Figure data in JSON:
══════════════════════════════

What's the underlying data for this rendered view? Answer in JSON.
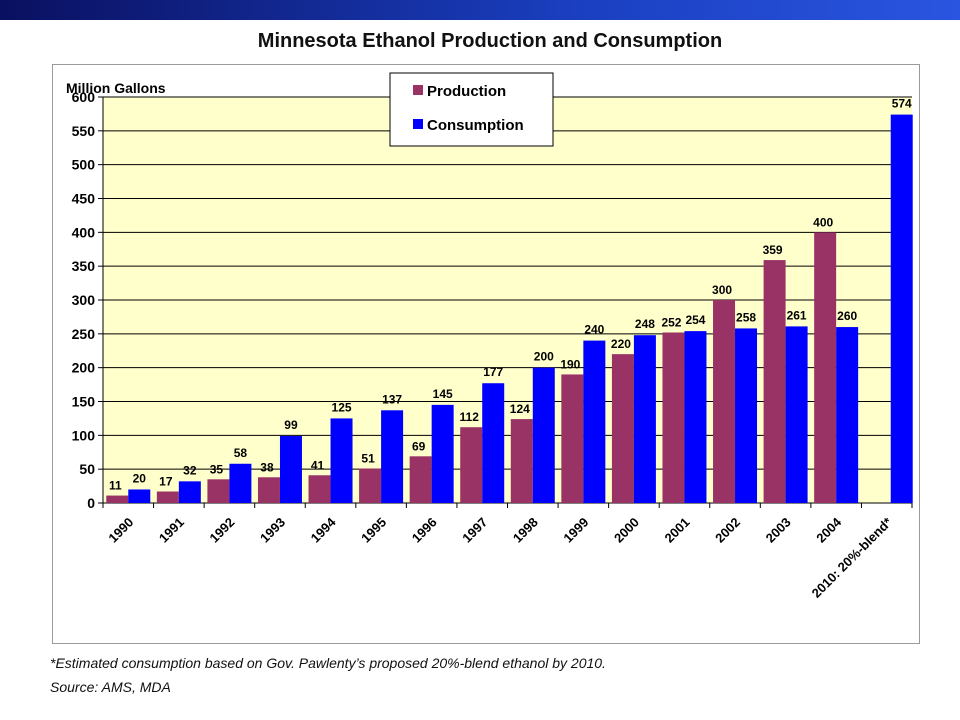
{
  "chart_data": {
    "type": "bar",
    "title": "Minnesota Ethanol Production and Consumption",
    "ylabel": "Million Gallons",
    "xlabel": "",
    "ylim": [
      0,
      600
    ],
    "yticks": [
      0,
      50,
      100,
      150,
      200,
      250,
      300,
      350,
      400,
      450,
      500,
      550,
      600
    ],
    "categories": [
      "1990",
      "1991",
      "1992",
      "1993",
      "1994",
      "1995",
      "1996",
      "1997",
      "1998",
      "1999",
      "2000",
      "2001",
      "2002",
      "2003",
      "2004",
      "2010: 20%-blend*"
    ],
    "series": [
      {
        "name": "Production",
        "color": "#993366",
        "values": [
          11,
          17,
          35,
          38,
          41,
          51,
          69,
          112,
          124,
          190,
          220,
          252,
          300,
          359,
          400,
          null
        ]
      },
      {
        "name": "Consumption",
        "color": "#0000ff",
        "values": [
          20,
          32,
          58,
          99,
          125,
          137,
          145,
          177,
          200,
          240,
          248,
          254,
          258,
          261,
          260,
          574
        ]
      }
    ],
    "legend": "top-center",
    "grid": true,
    "plot_background": "#ffffcc"
  },
  "footnotes": {
    "note": "*Estimated consumption based on Gov. Pawlenty’s proposed 20%-blend ethanol by 2010.",
    "source": "Source: AMS, MDA"
  }
}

══════════════════════════════

### WORK TO COMPLETE
Copy out every line of the data that includes "Production".

### SOLVED EXERCISE
    "title": "Minnesota Ethanol Production and Consumption",
        "name": "Production",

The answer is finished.